[PROBLEM TO WORK ON] Identify each line below containing the string "name" and copy it.

+ + +

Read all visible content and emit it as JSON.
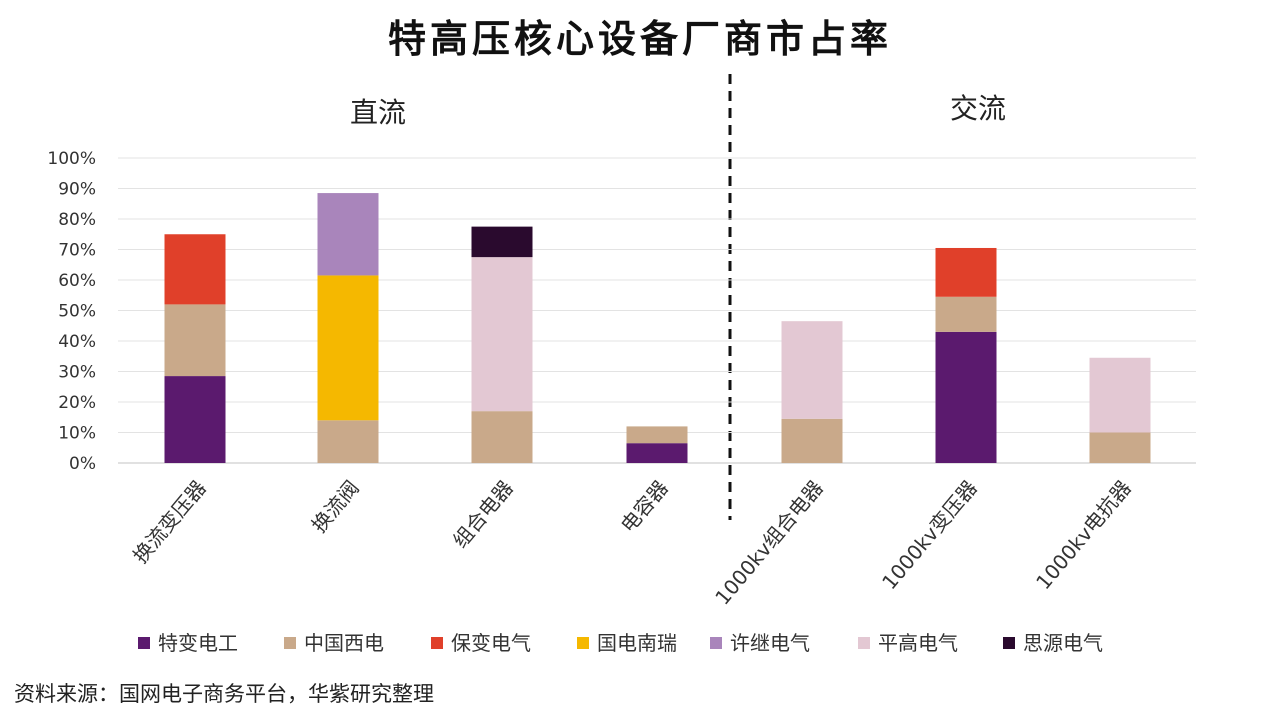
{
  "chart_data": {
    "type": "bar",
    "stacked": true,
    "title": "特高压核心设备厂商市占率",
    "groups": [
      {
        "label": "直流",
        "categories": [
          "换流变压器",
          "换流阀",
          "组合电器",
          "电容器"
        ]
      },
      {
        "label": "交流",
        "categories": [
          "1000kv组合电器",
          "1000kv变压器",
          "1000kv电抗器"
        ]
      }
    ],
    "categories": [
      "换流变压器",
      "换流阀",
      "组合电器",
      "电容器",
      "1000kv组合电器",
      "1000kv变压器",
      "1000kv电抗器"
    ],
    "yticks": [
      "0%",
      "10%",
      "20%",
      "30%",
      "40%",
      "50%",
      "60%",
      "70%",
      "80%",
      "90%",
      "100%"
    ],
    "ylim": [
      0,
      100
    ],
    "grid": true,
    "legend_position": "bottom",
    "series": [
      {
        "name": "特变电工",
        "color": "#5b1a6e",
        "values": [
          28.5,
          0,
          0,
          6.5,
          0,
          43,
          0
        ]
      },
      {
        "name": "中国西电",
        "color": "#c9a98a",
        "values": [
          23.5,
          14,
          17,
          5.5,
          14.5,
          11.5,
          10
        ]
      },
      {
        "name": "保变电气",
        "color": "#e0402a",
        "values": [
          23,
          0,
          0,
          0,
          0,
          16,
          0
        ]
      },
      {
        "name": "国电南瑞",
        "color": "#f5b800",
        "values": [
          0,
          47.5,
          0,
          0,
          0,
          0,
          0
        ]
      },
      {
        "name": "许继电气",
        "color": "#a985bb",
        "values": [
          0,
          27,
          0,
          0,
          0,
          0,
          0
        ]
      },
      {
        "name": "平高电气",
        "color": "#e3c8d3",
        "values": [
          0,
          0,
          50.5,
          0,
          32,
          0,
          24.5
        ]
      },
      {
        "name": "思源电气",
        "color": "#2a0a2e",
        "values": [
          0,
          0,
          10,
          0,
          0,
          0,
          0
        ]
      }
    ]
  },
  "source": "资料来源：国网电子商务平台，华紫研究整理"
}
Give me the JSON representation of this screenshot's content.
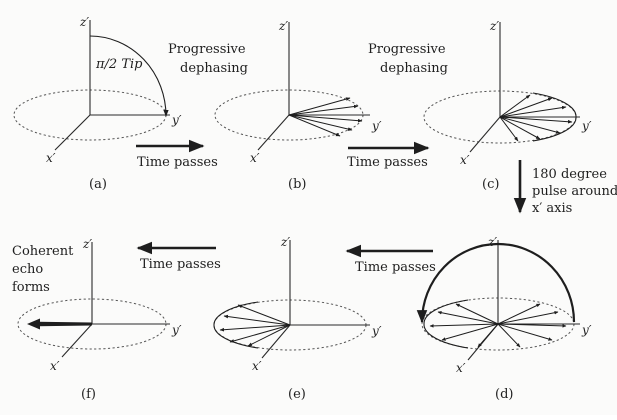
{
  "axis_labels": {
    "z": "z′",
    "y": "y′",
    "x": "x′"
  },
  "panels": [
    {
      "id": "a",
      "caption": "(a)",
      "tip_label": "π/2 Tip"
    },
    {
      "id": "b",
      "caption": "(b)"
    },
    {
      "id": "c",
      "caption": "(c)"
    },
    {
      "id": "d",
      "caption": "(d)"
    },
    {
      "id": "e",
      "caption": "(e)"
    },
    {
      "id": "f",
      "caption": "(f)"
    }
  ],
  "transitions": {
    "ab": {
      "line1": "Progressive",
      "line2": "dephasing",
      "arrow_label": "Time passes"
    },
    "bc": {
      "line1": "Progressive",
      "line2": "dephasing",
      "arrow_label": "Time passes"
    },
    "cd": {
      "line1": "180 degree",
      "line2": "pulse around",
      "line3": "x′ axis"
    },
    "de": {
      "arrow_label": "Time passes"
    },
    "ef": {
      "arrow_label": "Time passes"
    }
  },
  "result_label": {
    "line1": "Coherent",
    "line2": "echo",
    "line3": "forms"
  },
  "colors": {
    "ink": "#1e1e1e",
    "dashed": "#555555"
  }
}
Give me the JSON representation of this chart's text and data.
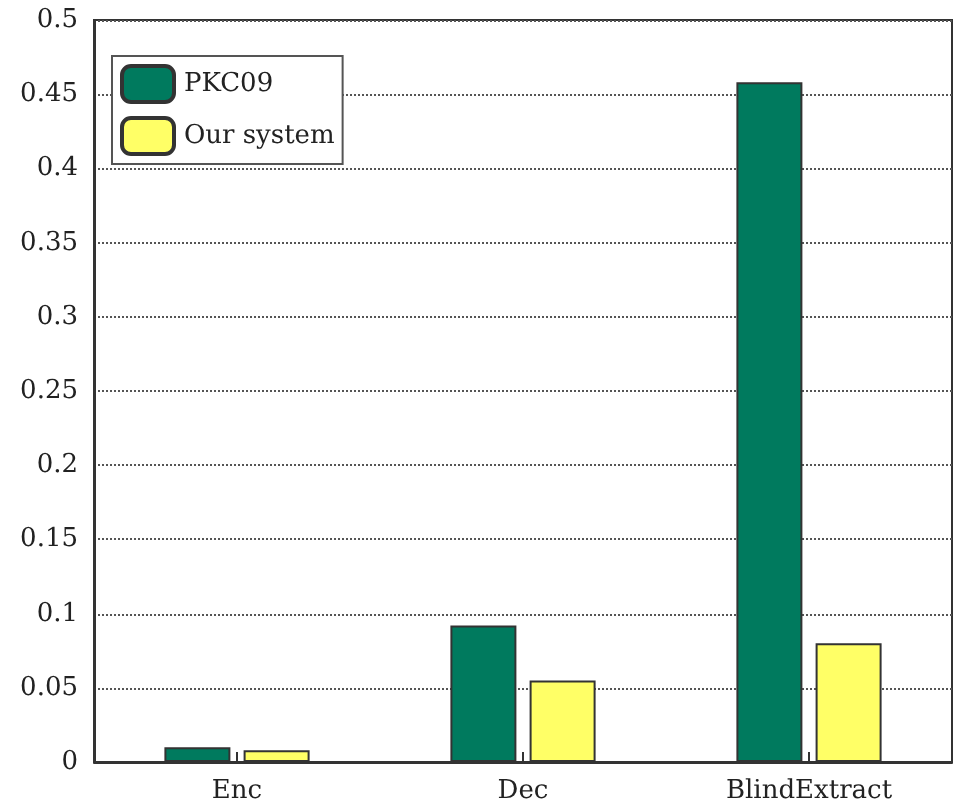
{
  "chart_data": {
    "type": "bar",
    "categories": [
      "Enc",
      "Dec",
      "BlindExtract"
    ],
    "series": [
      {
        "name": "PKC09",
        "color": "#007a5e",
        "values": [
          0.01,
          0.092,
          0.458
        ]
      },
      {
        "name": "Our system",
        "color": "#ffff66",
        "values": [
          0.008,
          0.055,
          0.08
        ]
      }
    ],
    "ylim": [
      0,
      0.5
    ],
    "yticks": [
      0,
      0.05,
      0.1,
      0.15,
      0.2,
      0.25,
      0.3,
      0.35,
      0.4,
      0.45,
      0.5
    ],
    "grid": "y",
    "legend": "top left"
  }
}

+ + +

[FULL RESPONSE]
        "name": "特变电工",
        "name": "中国西电",
        "name": "保变电气",
        "name": "国电南瑞",
        "name": "许继电气",
        "name": "平高电气",
        "name": "思源电气",
        "name": "PKC09",
        "name": "Our system",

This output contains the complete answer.